● **Ketentuan Soal**
Jawablah pertanyaan berikut berdasarkan teks tentang Karen’s Diner.
1. Apa yang membuat netizen penasaran dengan Karen’s Diner?
2. Dalam buku apa dan terbitan tahun berapa Arlie Russell Hochschild memberikan penjelasannya?
3. Dua hal apa yang perlu dilakukan pekerja di saat bersamaan?

● **Teks Dokumen**
==============================
Baca Juga: Benarkah Twitter Bikin Kita Lebih Mudah Marah?
Gimik Marah-marah yang Perlu Dikhawatirkan
Perlakuan enggak sopan memang bikin netizen penasaran dengan Karen’s Diner. Enggak sedikit juga yang merasa cocok jadi Karens, dan bisa “meluapkan emosinya” pada pelanggan. Kalau dipandang dari satu sudut pandang, mungkin pekerjaan itu terdengar menyenangkan, lantaran bebas menuturkan kata-kata yang dihindari di restoran lain.
Sayangnya, kemarahan itu tetap berbahaya bagi kesejahteraan staf. Dalam The Managed Heart: Commercialization of Human Feeling (1983), Arlie Russell Hochschild menjelaskan, hal ini disebabkan oleh adanya konflik emosional yang dihadapi Karens maupun pelanggan.
Pasalnya, ketika makan ataupun bekerja di Karen’s Diner, pekerja perlu melakukan dua hal di saat bersamaan: Menutupi emosi yang sebenarnya dan menampilkan emosi palsu di hadapan publik. Karena itu, meskipun kemarahan yang ditumpahkan adalah akting dan bagian dari profesionalisme, ada bagian dalam diri seseorang yang menganalisis, apakah sebaiknya perasaan itu dirasakan atau tidak.
==============================
Entri dari sumber data

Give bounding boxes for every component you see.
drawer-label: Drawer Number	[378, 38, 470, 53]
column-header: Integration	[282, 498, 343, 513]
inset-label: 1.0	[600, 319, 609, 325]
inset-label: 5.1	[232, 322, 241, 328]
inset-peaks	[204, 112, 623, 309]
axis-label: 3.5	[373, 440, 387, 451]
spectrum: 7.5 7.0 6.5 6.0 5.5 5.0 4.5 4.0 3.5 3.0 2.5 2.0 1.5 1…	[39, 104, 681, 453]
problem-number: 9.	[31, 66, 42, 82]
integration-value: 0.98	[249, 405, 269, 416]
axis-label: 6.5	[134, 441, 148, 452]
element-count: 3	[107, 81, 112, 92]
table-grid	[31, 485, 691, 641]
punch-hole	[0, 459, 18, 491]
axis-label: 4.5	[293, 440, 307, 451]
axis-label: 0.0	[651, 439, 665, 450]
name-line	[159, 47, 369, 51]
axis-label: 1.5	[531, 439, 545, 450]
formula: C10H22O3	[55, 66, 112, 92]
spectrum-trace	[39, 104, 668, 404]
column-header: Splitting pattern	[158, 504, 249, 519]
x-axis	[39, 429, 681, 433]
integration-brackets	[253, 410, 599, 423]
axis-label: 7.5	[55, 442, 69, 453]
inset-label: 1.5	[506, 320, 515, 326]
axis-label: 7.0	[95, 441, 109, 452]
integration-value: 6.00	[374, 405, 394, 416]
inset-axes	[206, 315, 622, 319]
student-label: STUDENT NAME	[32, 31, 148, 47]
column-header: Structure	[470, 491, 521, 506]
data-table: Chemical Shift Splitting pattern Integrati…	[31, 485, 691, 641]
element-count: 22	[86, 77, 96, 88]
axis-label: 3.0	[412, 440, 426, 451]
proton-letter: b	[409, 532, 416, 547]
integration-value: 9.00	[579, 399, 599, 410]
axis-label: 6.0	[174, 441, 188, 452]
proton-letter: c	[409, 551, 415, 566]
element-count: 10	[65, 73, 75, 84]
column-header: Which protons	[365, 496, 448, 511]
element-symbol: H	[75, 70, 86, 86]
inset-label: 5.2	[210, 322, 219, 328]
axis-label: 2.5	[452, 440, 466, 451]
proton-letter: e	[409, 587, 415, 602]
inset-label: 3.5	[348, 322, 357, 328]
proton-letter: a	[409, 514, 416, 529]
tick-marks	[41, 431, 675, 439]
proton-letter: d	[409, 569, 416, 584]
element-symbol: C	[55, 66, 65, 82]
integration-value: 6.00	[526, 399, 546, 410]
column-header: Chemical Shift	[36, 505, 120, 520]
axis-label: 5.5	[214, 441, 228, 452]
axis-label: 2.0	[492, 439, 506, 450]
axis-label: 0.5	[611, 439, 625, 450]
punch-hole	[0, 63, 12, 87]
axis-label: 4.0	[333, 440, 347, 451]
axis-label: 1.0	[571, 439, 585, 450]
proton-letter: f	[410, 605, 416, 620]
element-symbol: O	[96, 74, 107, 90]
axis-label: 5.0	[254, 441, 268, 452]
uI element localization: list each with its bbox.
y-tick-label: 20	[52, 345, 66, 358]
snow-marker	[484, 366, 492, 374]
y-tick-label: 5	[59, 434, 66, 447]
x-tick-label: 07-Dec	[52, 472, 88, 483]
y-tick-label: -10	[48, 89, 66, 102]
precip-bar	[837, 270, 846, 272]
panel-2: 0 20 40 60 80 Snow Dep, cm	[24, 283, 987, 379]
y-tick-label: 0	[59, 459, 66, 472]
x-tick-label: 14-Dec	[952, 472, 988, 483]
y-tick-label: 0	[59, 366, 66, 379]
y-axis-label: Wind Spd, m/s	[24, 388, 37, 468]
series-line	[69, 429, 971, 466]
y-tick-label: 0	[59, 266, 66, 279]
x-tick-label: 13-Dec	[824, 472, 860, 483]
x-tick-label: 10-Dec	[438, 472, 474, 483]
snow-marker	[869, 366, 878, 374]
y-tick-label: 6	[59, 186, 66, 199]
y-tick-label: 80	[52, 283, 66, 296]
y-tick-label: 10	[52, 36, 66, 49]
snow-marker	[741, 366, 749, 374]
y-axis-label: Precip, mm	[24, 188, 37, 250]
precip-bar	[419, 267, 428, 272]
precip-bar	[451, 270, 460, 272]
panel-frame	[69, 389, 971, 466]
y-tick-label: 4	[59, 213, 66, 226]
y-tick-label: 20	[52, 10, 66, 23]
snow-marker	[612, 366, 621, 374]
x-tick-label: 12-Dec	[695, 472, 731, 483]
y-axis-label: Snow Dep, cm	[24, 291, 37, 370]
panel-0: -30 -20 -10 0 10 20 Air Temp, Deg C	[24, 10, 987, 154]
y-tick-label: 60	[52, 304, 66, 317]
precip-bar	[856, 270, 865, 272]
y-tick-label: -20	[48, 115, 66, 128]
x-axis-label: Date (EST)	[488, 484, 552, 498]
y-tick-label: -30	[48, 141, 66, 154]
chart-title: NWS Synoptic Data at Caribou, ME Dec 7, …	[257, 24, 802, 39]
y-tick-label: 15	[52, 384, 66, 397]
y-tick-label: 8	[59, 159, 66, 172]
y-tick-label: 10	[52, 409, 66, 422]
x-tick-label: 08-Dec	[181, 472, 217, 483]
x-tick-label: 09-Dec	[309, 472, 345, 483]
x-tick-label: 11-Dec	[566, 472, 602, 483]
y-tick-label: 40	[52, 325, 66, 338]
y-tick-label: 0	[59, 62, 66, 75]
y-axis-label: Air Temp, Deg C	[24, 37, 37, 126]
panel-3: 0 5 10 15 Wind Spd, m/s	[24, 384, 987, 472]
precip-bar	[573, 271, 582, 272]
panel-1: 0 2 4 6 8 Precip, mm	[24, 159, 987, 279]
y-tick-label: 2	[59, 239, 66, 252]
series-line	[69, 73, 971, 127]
==============================
● **Jawaban Soal**
1. Perlakuan enggak sopan.
2. Dalam The Managed Heart: Commercialization of Human Feeling, terbitan tahun 1983.
3. Menutupi emosi yang sebenarnya dan menampilkan emosi palsu di hadapan publik.